— Start of SELECTION —

Spectacular Uluru, My Journey to Discovering the Heartbeat of Australia’s Red Center

We all fall into the trap of never exploring our own country. Whether it’s life or work, time just gets away from us. It happens, and we are all guilty of it. I was born and raised in Hawaii. I don’t surf (gasp, I know), and I can’t remember seeing an active volcano when I lived there; bucket list. But I have hiked into the crater of Haleakala, the summit on the island of Maui and camped there. Twice. That’s a story for another time. What I’m trying to say is this: if you haven’t travelled out to visit Uluru and Kata Tjuta, don’t put it off. With an easy flight to pop in for a quick four-night adventure, it’s worth it. Here we go.


Uluru, the Red Centre, the land of the Aboriginal Anangu people.

I had the privilege of visiting Uluru, the renowned Red Centre of Australia, and it was truly a remarkable experience. We were a multi-generational family of eight, with our sights set on exploring the mysteries and enchantment out west; we were not disappointed.

To start, we had the perfect April weather—extra cool and crisp nights and perfectly warm and dry temperatures in the day for adventuring. We packed in as many activities as possible while leaving some downtime to relax.


Outback Cycling Uluru

The journey around Uluru from the start of the cycling track is about 14 or 15 km round trip. The bikes are well maintained and adjusted to each person—Tag-a-long bikes for the little kids, and regular cruisers for the rest of us. We started our bike ride in the morning with the sun rising behind Uluru, making it glow. I have seen photos of that massive red rock, but somehow it is completely different from what I imagined. There’s a vibe it gives off, like it has a secret. The rock formation juts straight up out of the ground and is smoother than I thought it would be. We were out early, to beat the crowds. The kids squealed in delight, seeing the rock up close, and I nervously watched as my 76-year-old father took selfies and videos on his phone while riding his own bike cruiser over bumpy tracks. Naughty.

Uluru is considered sacred by the Anangu people, and portions of the massive sandstone rock are prohibited from photographs. The track to the top is still visible, albeit off-limits as well. In my younger, crazier years, that trek would have been at the top of my list of to-do, shimmying to the top, risking life and limb. Respectfully, I was secretly relieved it was no longer allowed, peer pressure and all.

If bikes are not your thing, there are many ways to take in Uluru besides cycling. Guided tours that stop at significant areas, independent walking and Segway Tours are also popular ways to get about. We waved to many groups on Segways as they followed their knowledgeable guides along.

— End of SELECTION —
— Start of RECORD EXTRACTS —

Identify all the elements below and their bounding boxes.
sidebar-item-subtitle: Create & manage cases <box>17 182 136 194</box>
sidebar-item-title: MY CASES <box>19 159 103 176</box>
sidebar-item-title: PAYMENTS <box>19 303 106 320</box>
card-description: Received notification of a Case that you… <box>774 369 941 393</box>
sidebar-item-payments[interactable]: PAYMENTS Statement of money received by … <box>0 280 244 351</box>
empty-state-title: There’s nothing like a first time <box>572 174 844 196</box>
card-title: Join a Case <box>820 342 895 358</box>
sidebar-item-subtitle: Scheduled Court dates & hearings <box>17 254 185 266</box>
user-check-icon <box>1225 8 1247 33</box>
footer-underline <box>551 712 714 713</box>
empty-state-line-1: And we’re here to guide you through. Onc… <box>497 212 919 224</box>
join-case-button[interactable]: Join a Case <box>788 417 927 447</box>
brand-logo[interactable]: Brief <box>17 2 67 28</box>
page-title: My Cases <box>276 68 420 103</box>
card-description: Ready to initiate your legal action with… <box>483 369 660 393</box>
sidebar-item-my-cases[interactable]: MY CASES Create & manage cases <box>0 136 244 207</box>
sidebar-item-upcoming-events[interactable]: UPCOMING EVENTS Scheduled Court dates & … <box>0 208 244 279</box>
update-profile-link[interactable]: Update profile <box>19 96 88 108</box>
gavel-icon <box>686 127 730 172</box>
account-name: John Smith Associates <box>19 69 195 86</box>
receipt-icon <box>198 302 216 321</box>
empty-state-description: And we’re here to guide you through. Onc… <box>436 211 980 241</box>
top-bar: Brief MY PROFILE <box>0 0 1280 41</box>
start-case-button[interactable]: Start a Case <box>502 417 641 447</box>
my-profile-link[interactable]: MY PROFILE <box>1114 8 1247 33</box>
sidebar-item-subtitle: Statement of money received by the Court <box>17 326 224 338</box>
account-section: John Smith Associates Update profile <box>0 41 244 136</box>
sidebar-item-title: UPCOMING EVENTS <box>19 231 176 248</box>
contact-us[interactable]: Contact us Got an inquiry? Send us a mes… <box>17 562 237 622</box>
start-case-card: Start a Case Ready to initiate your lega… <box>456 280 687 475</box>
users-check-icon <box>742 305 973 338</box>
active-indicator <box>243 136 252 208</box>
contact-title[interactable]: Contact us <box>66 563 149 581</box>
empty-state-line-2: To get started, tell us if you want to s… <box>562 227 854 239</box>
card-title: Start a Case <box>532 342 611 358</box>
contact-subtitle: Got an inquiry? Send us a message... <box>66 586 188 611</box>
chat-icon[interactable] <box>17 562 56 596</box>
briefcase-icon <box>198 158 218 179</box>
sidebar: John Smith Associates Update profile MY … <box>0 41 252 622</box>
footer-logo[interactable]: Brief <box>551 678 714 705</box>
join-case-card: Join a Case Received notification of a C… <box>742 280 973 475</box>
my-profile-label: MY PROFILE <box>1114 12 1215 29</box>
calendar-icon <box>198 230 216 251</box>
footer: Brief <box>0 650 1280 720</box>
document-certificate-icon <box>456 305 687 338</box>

— End of RECORD EXTRACTS —

GOAL: Continue the Uluru travel piece from where it stops.

REPLY TO THE TASK:
Sunrise Camel Tours

As unusual as a camel ride might sound, it’s a fabulous way to see the Red Centre come alive. The early morning’s quiet, the colours of the landscape changing with every moment, and the massive beasts’ soft swaying brought a smile to the most grumpy and reluctant traveller. Their huge yet soft padded feet gently crossing the dunes, leaving little trace behind, was as surprising to me as learning that the wild camel population in Australia is one of the largest in the world. How about that! Our guide walked along next to our camels, sharing knowledge of the area, and stories of each of the camels we rode on and answered all questions our fellow riders had. The guides are also experts at getting the perfect picture as well.


Local artist

Back at Town Square, we took part in a Dot Painting Workshop, led by a translator who expressed the importance of the artwork and storytelling of the Anangu people, their traditions and how to ensure we respect their way of life. The Anagu are the traditional owners of Uluru-Kata Tjuta and the surrounding lands of Yalara. We watched as the artist showed us traditional instruments used in the bush for hunting and gathering and then were shocked by the speed and precision of her paintbrush and stick. She masterfully crafted a painting reflecting the dream time story spoken to us.


The Sounds of Silence Experience

There are a variety of dining experiences to choose from when planning your time in Yalara.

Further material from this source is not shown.